#### MATERIALS PROVIDED:
★ ★ ★

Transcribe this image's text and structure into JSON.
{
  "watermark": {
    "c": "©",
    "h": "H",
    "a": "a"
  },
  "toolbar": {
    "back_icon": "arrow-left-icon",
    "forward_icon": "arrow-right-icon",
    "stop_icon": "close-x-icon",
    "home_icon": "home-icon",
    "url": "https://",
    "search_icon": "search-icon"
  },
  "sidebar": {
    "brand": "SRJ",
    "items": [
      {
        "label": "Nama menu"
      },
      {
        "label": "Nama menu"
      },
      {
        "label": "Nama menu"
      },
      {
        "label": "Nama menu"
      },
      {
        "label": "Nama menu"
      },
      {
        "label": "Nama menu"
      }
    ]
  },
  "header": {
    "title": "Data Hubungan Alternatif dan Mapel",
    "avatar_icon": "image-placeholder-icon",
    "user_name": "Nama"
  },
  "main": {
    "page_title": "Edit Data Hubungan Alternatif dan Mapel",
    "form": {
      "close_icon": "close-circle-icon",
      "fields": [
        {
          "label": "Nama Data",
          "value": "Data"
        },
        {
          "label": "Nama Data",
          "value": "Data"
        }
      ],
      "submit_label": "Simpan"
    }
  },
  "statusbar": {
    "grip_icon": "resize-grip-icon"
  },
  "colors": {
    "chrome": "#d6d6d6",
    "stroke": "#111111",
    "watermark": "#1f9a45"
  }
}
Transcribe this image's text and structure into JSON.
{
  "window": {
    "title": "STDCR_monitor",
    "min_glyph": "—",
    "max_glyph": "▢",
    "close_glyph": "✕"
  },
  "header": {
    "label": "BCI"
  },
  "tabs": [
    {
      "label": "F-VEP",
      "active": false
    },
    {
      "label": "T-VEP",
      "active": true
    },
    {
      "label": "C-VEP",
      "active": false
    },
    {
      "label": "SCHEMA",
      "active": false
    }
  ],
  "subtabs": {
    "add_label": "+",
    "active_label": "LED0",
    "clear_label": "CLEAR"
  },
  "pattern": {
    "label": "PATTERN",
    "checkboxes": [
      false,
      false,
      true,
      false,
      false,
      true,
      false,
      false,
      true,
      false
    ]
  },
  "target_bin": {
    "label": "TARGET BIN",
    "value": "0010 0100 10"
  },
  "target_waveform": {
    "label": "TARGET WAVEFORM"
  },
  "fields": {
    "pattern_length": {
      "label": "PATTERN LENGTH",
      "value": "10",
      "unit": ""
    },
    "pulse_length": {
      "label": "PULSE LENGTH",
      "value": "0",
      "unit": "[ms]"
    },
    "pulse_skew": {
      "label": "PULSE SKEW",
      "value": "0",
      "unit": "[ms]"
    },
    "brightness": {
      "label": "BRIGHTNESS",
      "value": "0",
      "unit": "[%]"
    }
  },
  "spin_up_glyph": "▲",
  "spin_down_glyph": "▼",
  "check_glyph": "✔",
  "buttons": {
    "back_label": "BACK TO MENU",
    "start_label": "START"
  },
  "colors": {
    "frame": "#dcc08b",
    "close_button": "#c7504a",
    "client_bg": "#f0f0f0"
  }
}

★ ★ ★

#### PROBLEM:
Would you write down every record again, exactly?

#### THE OUTPUT:
Transcribe this image's text and structure into JSON.
{
  "watermark": {
    "c": "©",
    "h": "H",
    "a": "a"
  },
  "toolbar": {
    "back_icon": "arrow-left-icon",
    "forward_icon": "arrow-right-icon",
    "stop_icon": "close-x-icon",
    "home_icon": "home-icon",
    "url": "https://",
    "search_icon": "search-icon"
  },
  "sidebar": {
    "brand": "SRJ",
    "items": [
      {
        "label": "Nama menu"
      },
      {
        "label": "Nama menu"
      },
      {
        "label": "Nama menu"
      },
      {
        "label": "Nama menu"
      },
      {
        "label": "Nama menu"
      },
      {
        "label": "Nama menu"
      }
    ]
  },
  "header": {
    "title": "Data Hubungan Alternatif dan Mapel",
    "avatar_icon": "image-placeholder-icon",
    "user_name": "Nama"
  },
  "main": {
    "page_title": "Edit Data Hubungan Alternatif dan Mapel",
    "form": {
      "close_icon": "close-circle-icon",
      "fields": [
        {
          "label": "Nama Data",
          "value": "Data"
        },
        {
          "label": "Nama Data",
          "value": "Data"
        }
      ],
      "submit_label": "Simpan"
    }
  },
  "statusbar": {
    "grip_icon": "resize-grip-icon"
  },
  "colors": {
    "chrome": "#d6d6d6",
    "stroke": "#111111",
    "watermark": "#1f9a45"
  }
}
Transcribe this image's text and structure into JSON.
{
  "window": {
    "title": "STDCR_monitor",
    "min_glyph": "—",
    "max_glyph": "▢",
    "close_glyph": "✕"
  },
  "header": {
    "label": "BCI"
  },
  "tabs": [
    {
      "label": "F-VEP",
      "active": false
    },
    {
      "label": "T-VEP",
      "active": true
    },
    {
      "label": "C-VEP",
      "active": false
    },
    {
      "label": "SCHEMA",
      "active": false
    }
  ],
  "subtabs": {
    "add_label": "+",
    "active_label": "LED0",
    "clear_label": "CLEAR"
  },
  "pattern": {
    "label": "PATTERN",
    "checkboxes": [
      false,
      false,
      true,
      false,
      false,
      true,
      false,
      false,
      true,
      false
    ]
  },
  "target_bin": {
    "label": "TARGET BIN",
    "value": "0010 0100 10"
  },
  "target_waveform": {
    "label": "TARGET WAVEFORM"
  },
  "fields": {
    "pattern_length": {
      "label": "PATTERN LENGTH",
      "value": "10",
      "unit": ""
    },
    "pulse_length": {
      "label": "PULSE LENGTH",
      "value": "0",
      "unit": "[ms]"
    },
    "pulse_skew": {
      "label": "PULSE SKEW",
      "value": "0",
      "unit": "[ms]"
    },
    "brightness": {
      "label": "BRIGHTNESS",
      "value": "0",
      "unit": "[%]"
    }
  },
  "spin_up_glyph": "▲",
  "spin_down_glyph": "▼",
  "check_glyph": "✔",
  "buttons": {
    "back_label": "BACK TO MENU",
    "start_label": "START"
  },
  "colors": {
    "frame": "#dcc08b",
    "close_button": "#c7504a",
    "client_bg": "#f0f0f0"
  }
}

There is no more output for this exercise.